(Lines of data)
--- Start ---

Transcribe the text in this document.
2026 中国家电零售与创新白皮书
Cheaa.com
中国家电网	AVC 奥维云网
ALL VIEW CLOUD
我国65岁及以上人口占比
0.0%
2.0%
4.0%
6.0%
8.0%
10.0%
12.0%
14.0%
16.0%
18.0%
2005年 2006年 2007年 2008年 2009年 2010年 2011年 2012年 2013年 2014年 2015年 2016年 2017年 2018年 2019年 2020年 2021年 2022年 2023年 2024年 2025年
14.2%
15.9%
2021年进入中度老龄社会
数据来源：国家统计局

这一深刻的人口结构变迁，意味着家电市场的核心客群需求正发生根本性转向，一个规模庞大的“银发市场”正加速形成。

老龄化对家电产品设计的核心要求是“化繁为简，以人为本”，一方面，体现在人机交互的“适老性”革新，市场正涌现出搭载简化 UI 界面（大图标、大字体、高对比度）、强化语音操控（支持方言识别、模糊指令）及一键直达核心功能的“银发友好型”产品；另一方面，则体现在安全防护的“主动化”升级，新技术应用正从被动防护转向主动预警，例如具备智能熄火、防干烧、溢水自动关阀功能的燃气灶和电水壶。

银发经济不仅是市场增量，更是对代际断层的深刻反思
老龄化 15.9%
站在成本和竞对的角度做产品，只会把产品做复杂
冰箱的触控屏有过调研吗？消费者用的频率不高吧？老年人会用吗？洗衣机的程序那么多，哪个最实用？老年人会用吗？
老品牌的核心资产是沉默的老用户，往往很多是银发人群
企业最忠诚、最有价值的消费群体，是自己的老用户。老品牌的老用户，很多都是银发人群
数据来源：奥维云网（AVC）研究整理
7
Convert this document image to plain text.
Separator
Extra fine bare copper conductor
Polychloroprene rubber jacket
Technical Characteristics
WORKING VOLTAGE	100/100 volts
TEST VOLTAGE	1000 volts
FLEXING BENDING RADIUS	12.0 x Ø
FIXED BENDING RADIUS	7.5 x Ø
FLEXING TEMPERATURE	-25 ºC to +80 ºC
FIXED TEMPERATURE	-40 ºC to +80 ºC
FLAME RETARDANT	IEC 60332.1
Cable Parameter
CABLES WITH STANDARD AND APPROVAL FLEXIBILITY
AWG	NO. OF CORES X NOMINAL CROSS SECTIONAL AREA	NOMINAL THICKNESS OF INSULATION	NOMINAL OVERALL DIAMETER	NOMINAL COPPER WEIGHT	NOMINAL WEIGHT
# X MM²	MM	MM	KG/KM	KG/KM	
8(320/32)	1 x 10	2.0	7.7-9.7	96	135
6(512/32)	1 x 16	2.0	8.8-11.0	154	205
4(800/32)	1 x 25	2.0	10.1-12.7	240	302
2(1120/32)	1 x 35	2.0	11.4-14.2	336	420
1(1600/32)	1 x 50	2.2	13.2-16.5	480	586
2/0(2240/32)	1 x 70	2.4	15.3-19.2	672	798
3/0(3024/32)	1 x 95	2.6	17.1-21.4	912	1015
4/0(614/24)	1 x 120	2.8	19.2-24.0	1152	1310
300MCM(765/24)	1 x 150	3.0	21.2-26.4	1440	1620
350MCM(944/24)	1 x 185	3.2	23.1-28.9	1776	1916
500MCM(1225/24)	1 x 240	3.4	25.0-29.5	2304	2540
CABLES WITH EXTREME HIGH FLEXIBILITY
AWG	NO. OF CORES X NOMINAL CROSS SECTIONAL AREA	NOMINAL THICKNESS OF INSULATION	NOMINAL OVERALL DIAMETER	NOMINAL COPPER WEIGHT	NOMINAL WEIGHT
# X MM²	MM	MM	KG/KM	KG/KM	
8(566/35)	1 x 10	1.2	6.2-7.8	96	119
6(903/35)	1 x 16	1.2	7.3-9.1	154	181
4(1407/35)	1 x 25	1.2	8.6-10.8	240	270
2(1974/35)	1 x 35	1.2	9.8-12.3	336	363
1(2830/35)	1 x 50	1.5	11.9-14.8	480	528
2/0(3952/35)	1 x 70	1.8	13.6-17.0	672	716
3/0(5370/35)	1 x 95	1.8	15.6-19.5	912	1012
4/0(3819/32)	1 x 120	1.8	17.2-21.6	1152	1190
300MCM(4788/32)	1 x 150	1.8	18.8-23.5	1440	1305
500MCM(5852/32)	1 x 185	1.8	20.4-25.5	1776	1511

--- End ---

Task prompt:
Copy every line of the data that holds the string "FLEXIBILITY".

Full response:
CABLES WITH STANDARD AND APPROVAL FLEXIBILITY
CABLES WITH EXTREME HIGH FLEXIBILITY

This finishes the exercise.